■ Written problem
Images are not part of the copy; write out the rest of the data exactly as given.

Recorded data

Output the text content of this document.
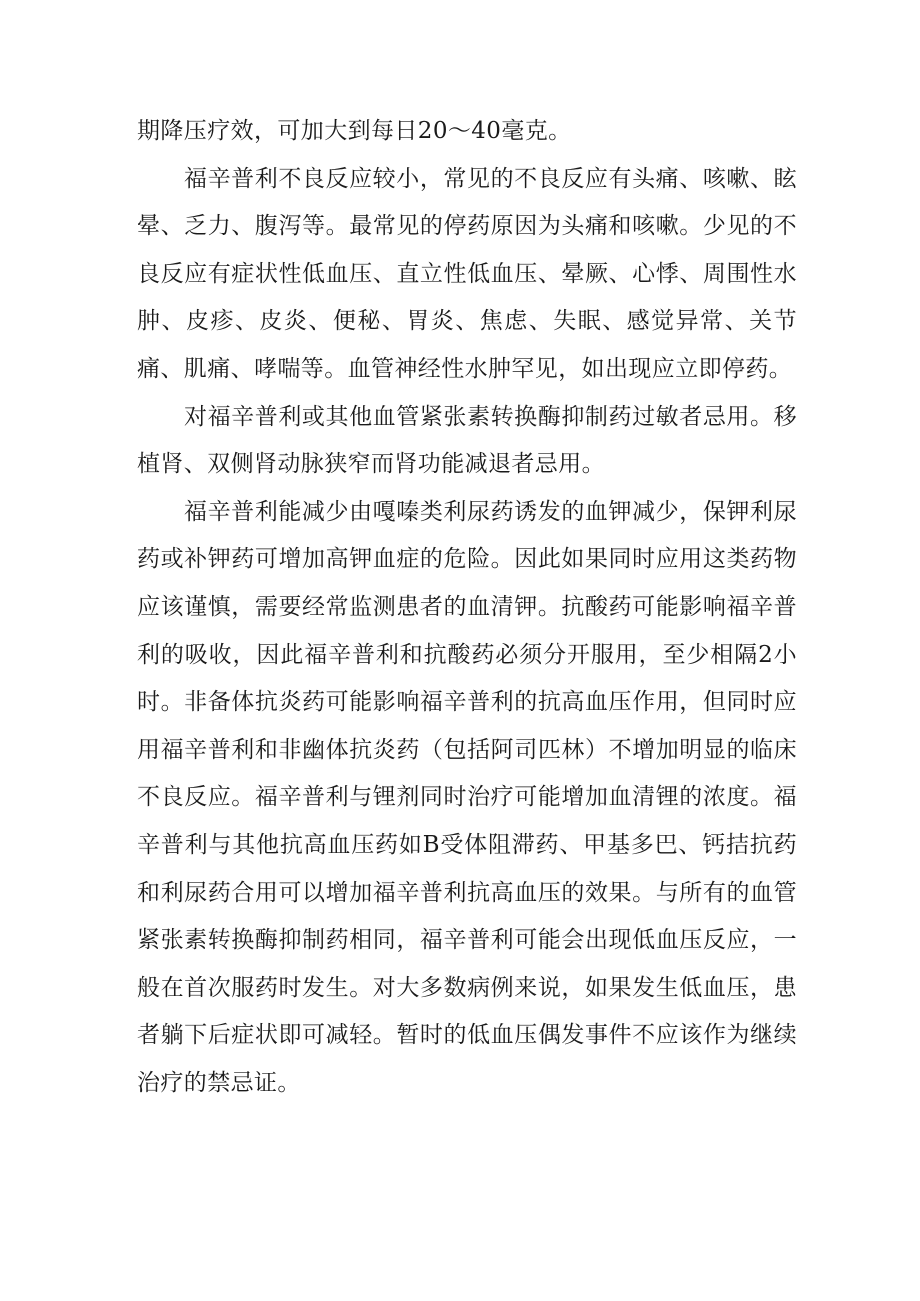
期降压疗效，可加大到每日20～40毫克。

福辛普利不良反应较小，常见的不良反应有头痛、咳嗽、眩晕、乏力、腹泻等。最常见的停药原因为头痛和咳嗽。少见的不良反应有症状性低血压、直立性低血压、晕厥、心悸、周围性水肿、皮疹、皮炎、便秘、胃炎、焦虑、失眠、感觉异常、关节痛、肌痛、哮喘等。血管神经性水肿罕见，如出现应立即停药。

对福辛普利或其他血管紧张素转换酶抑制药过敏者忌用。移植肾、双侧肾动脉狭窄而肾功能减退者忌用。

福辛普利能减少由嘎嗪类利尿药诱发的血钾减少，保钾利尿药或补钾药可增加高钾血症的危险。因此如果同时应用这类药物应该谨慎，需要经常监测患者的血清钾。抗酸药可能影响福辛普利的吸收，因此福辛普利和抗酸药必须分开服用，至少相隔2小时。非备体抗炎药可能影响福辛普利的抗高血压作用，但同时应用福辛普利和非幽体抗炎药（包括阿司匹林）不增加明显的临床不良反应。福辛普利与锂剂同时治疗可能增加血清锂的浓度。福辛普利与其他抗高血压药如B受体阻滞药、甲基多巴、钙拮抗药和利尿药合用可以增加福辛普利抗高血压的效果。与所有的血管紧张素转换酶抑制药相同，福辛普利可能会出现低血压反应，一般在首次服药时发生。对大多数病例来说，如果发生低血压，患者躺下后症状即可减轻。暂时的低血压偶发事件不应该作为继续治疗的禁忌证。
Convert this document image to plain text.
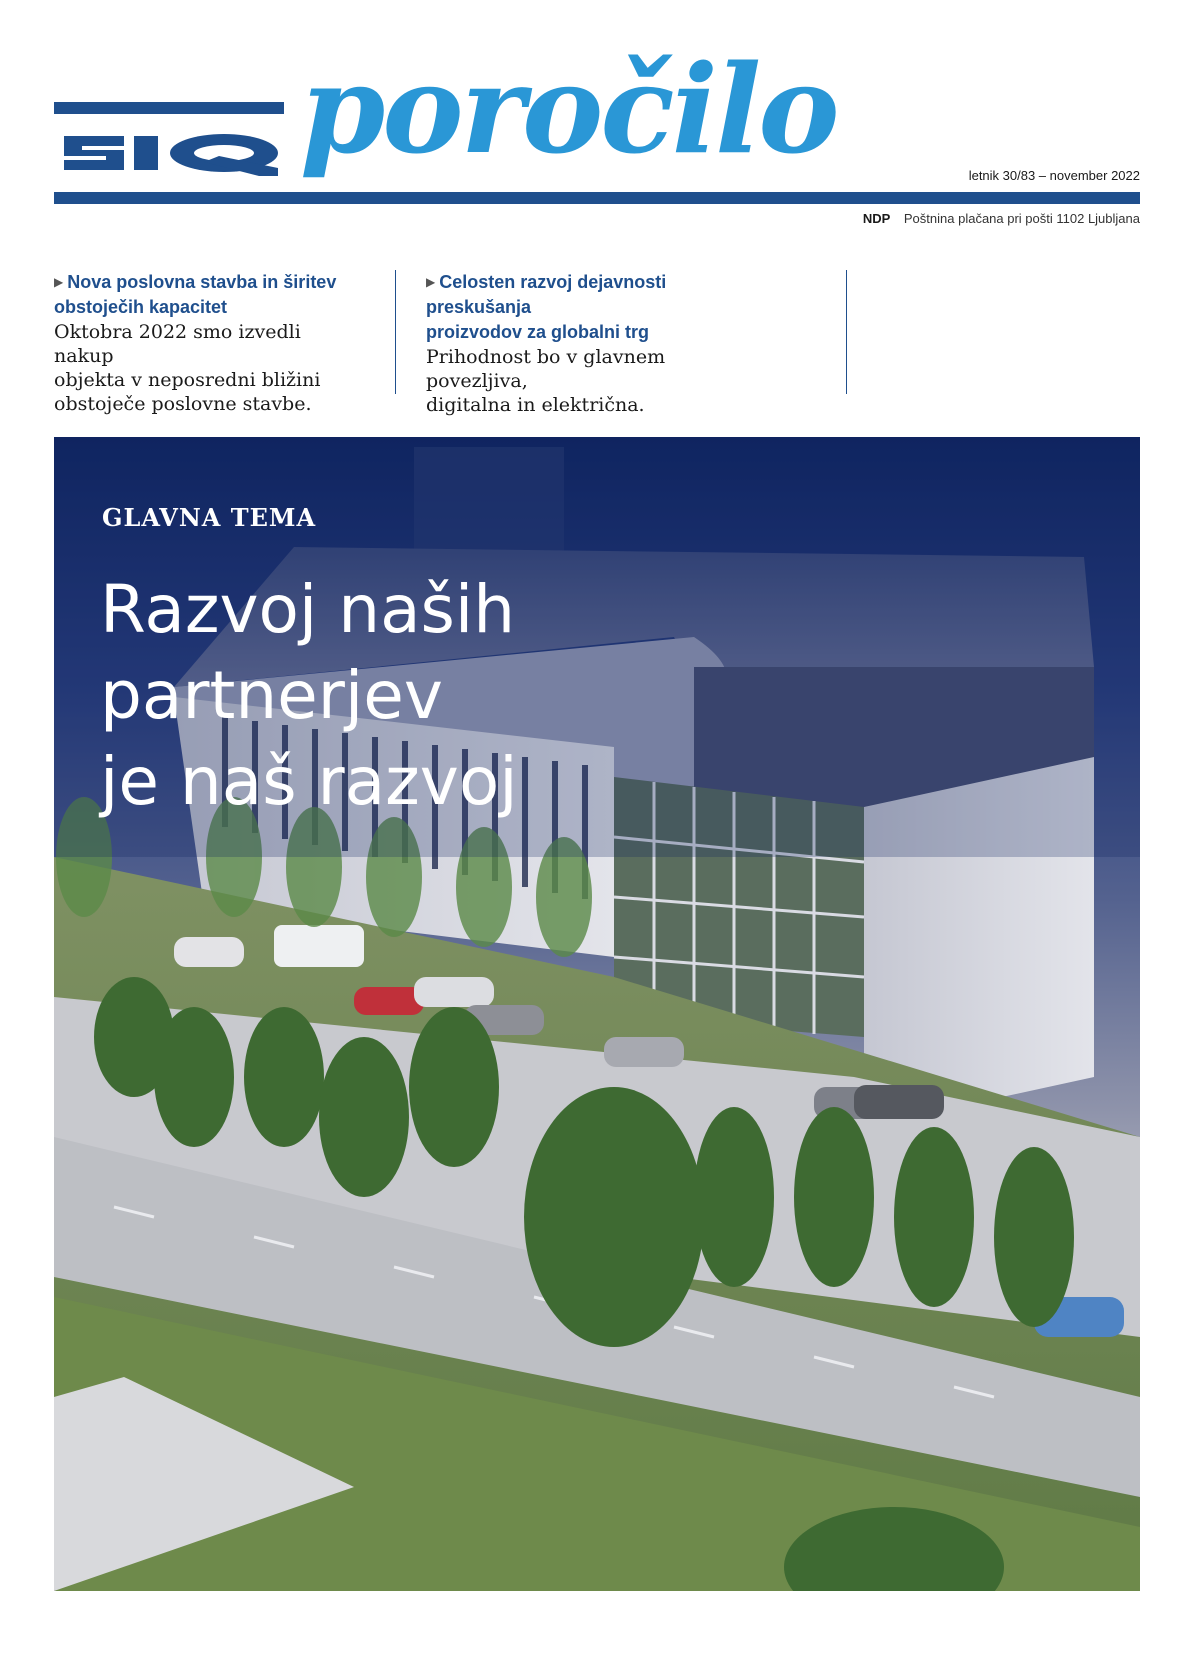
poročilo	letnik 30/83 – november 2022
NDP Poštnina plačana pri pošti 1102 Ljubljana

▶ Nova poslovna stavba in širitev
obstoječih kapacitet

Oktobra 2022 smo izvedli nakup
objekta v neposredni bližini
obstoječe poslovne stavbe.

▶ Celosten razvoj dejavnosti preskušanja
proizvodov za globalni trg

Prihodnost bo v glavnem povezljiva,
digitalna in električna.

GLAVNA TEMA

Razvoj naših
partnerjev
je naš razvoj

■ Solution for this exercise
Output the text content of this document.
期降压疗效，可加大到每日20～40毫克。

福辛普利不良反应较小，常见的不良反应有头痛、咳嗽、眩晕、乏力、腹泻等。最常见的停药原因为头痛和咳嗽。少见的不良反应有症状性低血压、直立性低血压、晕厥、心悸、周围性水肿、皮疹、皮炎、便秘、胃炎、焦虑、失眠、感觉异常、关节痛、肌痛、哮喘等。血管神经性水肿罕见，如出现应立即停药。

对福辛普利或其他血管紧张素转换酶抑制药过敏者忌用。移植肾、双侧肾动脉狭窄而肾功能减退者忌用。

福辛普利能减少由嘎嗪类利尿药诱发的血钾减少，保钾利尿药或补钾药可增加高钾血症的危险。因此如果同时应用这类药物应该谨慎，需要经常监测患者的血清钾。抗酸药可能影响福辛普利的吸收，因此福辛普利和抗酸药必须分开服用，至少相隔2小时。非备体抗炎药可能影响福辛普利的抗高血压作用，但同时应用福辛普利和非幽体抗炎药（包括阿司匹林）不增加明显的临床不良反应。福辛普利与锂剂同时治疗可能增加血清锂的浓度。福辛普利与其他抗高血压药如B受体阻滞药、甲基多巴、钙拮抗药和利尿药合用可以增加福辛普利抗高血压的效果。与所有的血管紧张素转换酶抑制药相同，福辛普利可能会出现低血压反应，一般在首次服药时发生。对大多数病例来说，如果发生低血压，患者躺下后症状即可减轻。暂时的低血压偶发事件不应该作为继续治疗的禁忌证。
Convert this document image to plain text.
poročilo	letnik 30/83 – november 2022
NDP Poštnina plačana pri pošti 1102 Ljubljana

▶ Nova poslovna stavba in širitev
obstoječih kapacitet

Oktobra 2022 smo izvedli nakup
objekta v neposredni bližini
obstoječe poslovne stavbe.

▶ Celosten razvoj dejavnosti preskušanja
proizvodov za globalni trg

Prihodnost bo v glavnem povezljiva,
digitalna in električna.

GLAVNA TEMA

Razvoj naših
partnerjev
je naš razvoj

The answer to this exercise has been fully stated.